Exercise – Could you copy out the data word for word, from its first line through the line that contains "640, 462, 671]", including that line?

Records to use –
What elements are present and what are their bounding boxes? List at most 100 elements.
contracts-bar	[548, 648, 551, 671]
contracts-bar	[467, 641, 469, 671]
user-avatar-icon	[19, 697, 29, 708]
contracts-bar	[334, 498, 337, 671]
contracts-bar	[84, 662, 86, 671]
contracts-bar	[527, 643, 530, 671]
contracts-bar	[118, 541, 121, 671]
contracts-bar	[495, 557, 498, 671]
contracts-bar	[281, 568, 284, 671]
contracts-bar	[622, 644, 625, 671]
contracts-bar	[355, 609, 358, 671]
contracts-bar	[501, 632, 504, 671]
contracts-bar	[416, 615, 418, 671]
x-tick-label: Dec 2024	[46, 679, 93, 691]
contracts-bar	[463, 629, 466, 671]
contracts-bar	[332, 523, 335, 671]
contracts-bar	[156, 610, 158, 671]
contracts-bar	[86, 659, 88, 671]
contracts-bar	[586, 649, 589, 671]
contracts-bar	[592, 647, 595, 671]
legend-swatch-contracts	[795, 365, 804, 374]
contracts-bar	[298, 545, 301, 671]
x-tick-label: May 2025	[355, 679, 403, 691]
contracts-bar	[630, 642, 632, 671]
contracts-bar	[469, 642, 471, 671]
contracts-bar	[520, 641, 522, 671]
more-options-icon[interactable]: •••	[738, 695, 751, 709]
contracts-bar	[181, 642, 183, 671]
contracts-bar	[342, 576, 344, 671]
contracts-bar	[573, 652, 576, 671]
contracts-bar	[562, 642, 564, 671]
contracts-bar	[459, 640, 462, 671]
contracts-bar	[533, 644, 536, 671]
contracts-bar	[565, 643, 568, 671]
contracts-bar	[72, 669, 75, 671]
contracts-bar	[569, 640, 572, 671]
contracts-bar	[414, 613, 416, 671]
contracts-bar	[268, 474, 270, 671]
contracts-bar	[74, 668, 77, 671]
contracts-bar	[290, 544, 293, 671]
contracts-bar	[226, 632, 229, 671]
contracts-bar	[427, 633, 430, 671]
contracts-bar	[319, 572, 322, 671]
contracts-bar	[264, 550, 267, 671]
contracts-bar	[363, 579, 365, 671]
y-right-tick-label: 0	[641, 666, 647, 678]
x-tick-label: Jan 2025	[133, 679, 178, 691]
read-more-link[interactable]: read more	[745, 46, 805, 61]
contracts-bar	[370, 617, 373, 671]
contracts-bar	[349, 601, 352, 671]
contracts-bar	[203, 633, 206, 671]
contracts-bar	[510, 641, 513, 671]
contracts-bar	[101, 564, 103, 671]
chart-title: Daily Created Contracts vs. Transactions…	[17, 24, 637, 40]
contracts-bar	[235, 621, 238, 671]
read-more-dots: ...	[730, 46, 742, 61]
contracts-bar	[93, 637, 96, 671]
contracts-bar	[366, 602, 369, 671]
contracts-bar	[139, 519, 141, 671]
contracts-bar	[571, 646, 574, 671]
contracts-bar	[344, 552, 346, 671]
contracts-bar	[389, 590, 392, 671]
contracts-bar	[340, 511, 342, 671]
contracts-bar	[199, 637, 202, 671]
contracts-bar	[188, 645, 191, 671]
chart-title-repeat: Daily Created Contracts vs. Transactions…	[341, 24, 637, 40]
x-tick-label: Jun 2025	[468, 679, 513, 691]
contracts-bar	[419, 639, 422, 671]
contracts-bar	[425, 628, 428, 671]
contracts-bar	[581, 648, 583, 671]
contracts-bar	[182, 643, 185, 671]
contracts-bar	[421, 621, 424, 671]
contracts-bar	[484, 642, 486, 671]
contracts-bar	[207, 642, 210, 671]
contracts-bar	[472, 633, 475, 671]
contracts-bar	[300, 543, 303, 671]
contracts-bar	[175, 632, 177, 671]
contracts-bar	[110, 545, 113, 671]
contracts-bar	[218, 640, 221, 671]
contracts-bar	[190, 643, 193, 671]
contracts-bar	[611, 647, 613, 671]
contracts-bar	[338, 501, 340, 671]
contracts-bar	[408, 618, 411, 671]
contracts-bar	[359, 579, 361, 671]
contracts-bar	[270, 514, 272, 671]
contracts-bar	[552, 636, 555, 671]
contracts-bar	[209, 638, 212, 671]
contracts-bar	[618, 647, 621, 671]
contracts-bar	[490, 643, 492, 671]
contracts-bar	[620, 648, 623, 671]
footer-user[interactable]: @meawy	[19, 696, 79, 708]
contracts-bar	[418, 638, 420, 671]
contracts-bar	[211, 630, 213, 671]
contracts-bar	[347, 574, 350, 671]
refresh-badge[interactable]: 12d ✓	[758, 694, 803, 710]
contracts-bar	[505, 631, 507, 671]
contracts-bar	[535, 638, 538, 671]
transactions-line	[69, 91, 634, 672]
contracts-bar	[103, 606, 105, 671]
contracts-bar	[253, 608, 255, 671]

Exercise output –
What elements are present and what are their bounding boxes? List at most 100 elements.
contracts-bar	[548, 648, 551, 671]
contracts-bar	[467, 641, 469, 671]
user-avatar-icon	[19, 697, 29, 708]
contracts-bar	[334, 498, 337, 671]
contracts-bar	[84, 662, 86, 671]
contracts-bar	[527, 643, 530, 671]
contracts-bar	[118, 541, 121, 671]
contracts-bar	[495, 557, 498, 671]
contracts-bar	[281, 568, 284, 671]
contracts-bar	[622, 644, 625, 671]
contracts-bar	[355, 609, 358, 671]
contracts-bar	[501, 632, 504, 671]
contracts-bar	[416, 615, 418, 671]
x-tick-label: Dec 2024	[46, 679, 93, 691]
contracts-bar	[463, 629, 466, 671]
contracts-bar	[332, 523, 335, 671]
contracts-bar	[156, 610, 158, 671]
contracts-bar	[86, 659, 88, 671]
contracts-bar	[586, 649, 589, 671]
contracts-bar	[592, 647, 595, 671]
legend-swatch-contracts	[795, 365, 804, 374]
contracts-bar	[298, 545, 301, 671]
x-tick-label: May 2025	[355, 679, 403, 691]
contracts-bar	[630, 642, 632, 671]
contracts-bar	[469, 642, 471, 671]
contracts-bar	[520, 641, 522, 671]
more-options-icon[interactable]: •••	[738, 695, 751, 709]
contracts-bar	[181, 642, 183, 671]
contracts-bar	[342, 576, 344, 671]
contracts-bar	[573, 652, 576, 671]
contracts-bar	[562, 642, 564, 671]
contracts-bar	[459, 640, 462, 671]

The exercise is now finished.